Aim of the exercise:
Repeat every line of the data exactly, but not the pictures.

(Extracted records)
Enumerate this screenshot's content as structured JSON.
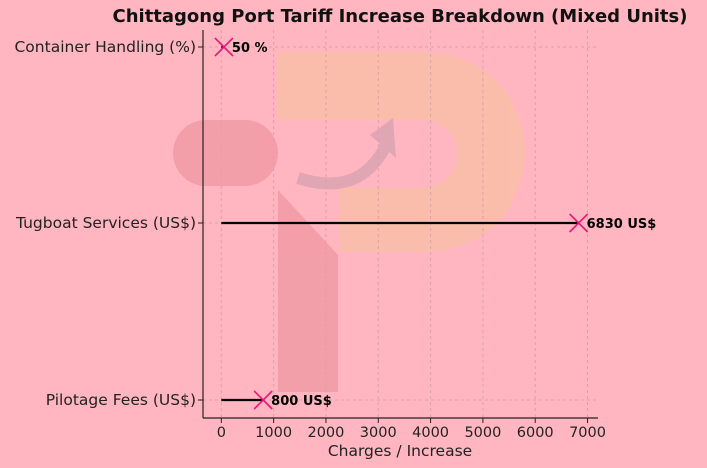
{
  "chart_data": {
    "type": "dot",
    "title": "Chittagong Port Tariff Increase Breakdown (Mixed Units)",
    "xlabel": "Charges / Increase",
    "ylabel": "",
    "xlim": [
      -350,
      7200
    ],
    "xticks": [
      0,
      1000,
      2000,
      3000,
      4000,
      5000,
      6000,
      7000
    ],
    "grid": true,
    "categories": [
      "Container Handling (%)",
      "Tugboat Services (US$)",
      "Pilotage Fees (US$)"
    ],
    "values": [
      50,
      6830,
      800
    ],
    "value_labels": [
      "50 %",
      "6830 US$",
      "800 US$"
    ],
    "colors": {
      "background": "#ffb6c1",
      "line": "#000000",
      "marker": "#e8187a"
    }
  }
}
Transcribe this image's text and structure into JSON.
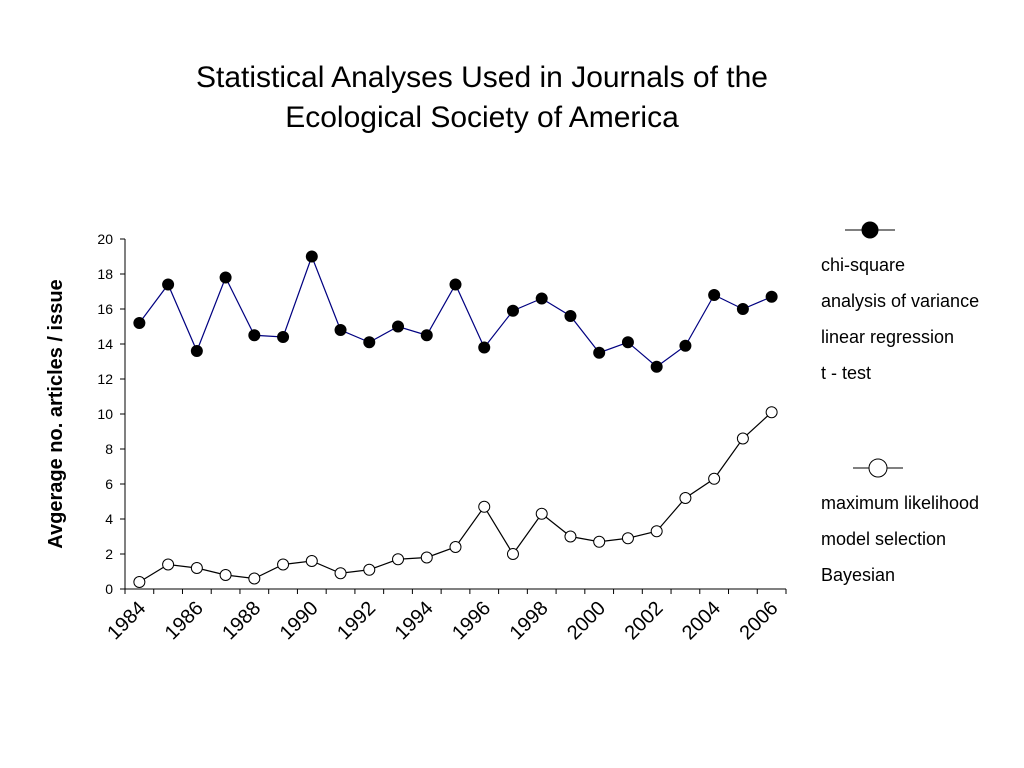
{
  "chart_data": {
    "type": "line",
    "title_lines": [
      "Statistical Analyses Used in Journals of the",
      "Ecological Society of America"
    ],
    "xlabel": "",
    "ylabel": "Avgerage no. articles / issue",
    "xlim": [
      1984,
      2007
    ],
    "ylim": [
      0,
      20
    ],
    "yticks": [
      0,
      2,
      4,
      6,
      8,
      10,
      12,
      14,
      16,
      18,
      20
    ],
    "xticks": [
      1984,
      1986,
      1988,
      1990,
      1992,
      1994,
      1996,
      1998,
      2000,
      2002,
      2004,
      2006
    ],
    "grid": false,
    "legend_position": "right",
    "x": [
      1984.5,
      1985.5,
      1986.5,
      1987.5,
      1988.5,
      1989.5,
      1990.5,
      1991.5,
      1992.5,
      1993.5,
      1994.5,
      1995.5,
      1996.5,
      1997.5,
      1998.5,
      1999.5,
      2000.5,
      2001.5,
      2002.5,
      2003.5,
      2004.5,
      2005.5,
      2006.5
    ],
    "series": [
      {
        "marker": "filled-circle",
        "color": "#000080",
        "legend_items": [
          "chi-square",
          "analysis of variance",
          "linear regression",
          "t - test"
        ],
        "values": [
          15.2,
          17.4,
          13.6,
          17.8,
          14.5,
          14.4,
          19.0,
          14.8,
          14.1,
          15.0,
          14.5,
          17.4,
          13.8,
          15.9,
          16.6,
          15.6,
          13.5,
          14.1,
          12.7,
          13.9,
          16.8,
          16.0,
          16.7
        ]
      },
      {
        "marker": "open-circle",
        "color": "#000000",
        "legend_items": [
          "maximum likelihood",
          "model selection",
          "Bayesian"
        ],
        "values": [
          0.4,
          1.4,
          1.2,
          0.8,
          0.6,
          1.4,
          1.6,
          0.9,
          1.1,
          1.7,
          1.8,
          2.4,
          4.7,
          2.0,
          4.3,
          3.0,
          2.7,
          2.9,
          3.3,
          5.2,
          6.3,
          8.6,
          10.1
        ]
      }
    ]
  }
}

Task output:
Enumerate this screenshot's content as structured JSON.
{
  "chart_data": {
    "type": "dot",
    "title": "Chittagong Port Tariff Increase Breakdown (Mixed Units)",
    "xlabel": "Charges / Increase",
    "ylabel": "",
    "xlim": [
      -350,
      7200
    ],
    "xticks": [
      0,
      1000,
      2000,
      3000,
      4000,
      5000,
      6000,
      7000
    ],
    "grid": true,
    "categories": [
      "Container Handling (%)",
      "Tugboat Services (US$)",
      "Pilotage Fees (US$)"
    ],
    "values": [
      50,
      6830,
      800
    ],
    "value_labels": [
      "50 %",
      "6830 US$",
      "800 US$"
    ],
    "colors": {
      "background": "#ffb6c1",
      "line": "#000000",
      "marker": "#e8187a"
    }
  }
}
Transcribe this image's text and structure into JSON.
{
  "chart_data": {
    "type": "line",
    "title_lines": [
      "Statistical Analyses Used in Journals of the",
      "Ecological Society of America"
    ],
    "xlabel": "",
    "ylabel": "Avgerage no. articles / issue",
    "xlim": [
      1984,
      2007
    ],
    "ylim": [
      0,
      20
    ],
    "yticks": [
      0,
      2,
      4,
      6,
      8,
      10,
      12,
      14,
      16,
      18,
      20
    ],
    "xticks": [
      1984,
      1986,
      1988,
      1990,
      1992,
      1994,
      1996,
      1998,
      2000,
      2002,
      2004,
      2006
    ],
    "grid": false,
    "legend_position": "right",
    "x": [
      1984.5,
      1985.5,
      1986.5,
      1987.5,
      1988.5,
      1989.5,
      1990.5,
      1991.5,
      1992.5,
      1993.5,
      1994.5,
      1995.5,
      1996.5,
      1997.5,
      1998.5,
      1999.5,
      2000.5,
      2001.5,
      2002.5,
      2003.5,
      2004.5,
      2005.5,
      2006.5
    ],
    "series": [
      {
        "marker": "filled-circle",
        "color": "#000080",
        "legend_items": [
          "chi-square",
          "analysis of variance",
          "linear regression",
          "t - test"
        ],
        "values": [
          15.2,
          17.4,
          13.6,
          17.8,
          14.5,
          14.4,
          19.0,
          14.8,
          14.1,
          15.0,
          14.5,
          17.4,
          13.8,
          15.9,
          16.6,
          15.6,
          13.5,
          14.1,
          12.7,
          13.9,
          16.8,
          16.0,
          16.7
        ]
      },
      {
        "marker": "open-circle",
        "color": "#000000",
        "legend_items": [
          "maximum likelihood",
          "model selection",
          "Bayesian"
        ],
        "values": [
          0.4,
          1.4,
          1.2,
          0.8,
          0.6,
          1.4,
          1.6,
          0.9,
          1.1,
          1.7,
          1.8,
          2.4,
          4.7,
          2.0,
          4.3,
          3.0,
          2.7,
          2.9,
          3.3,
          5.2,
          6.3,
          8.6,
          10.1
        ]
      }
    ]
  }
}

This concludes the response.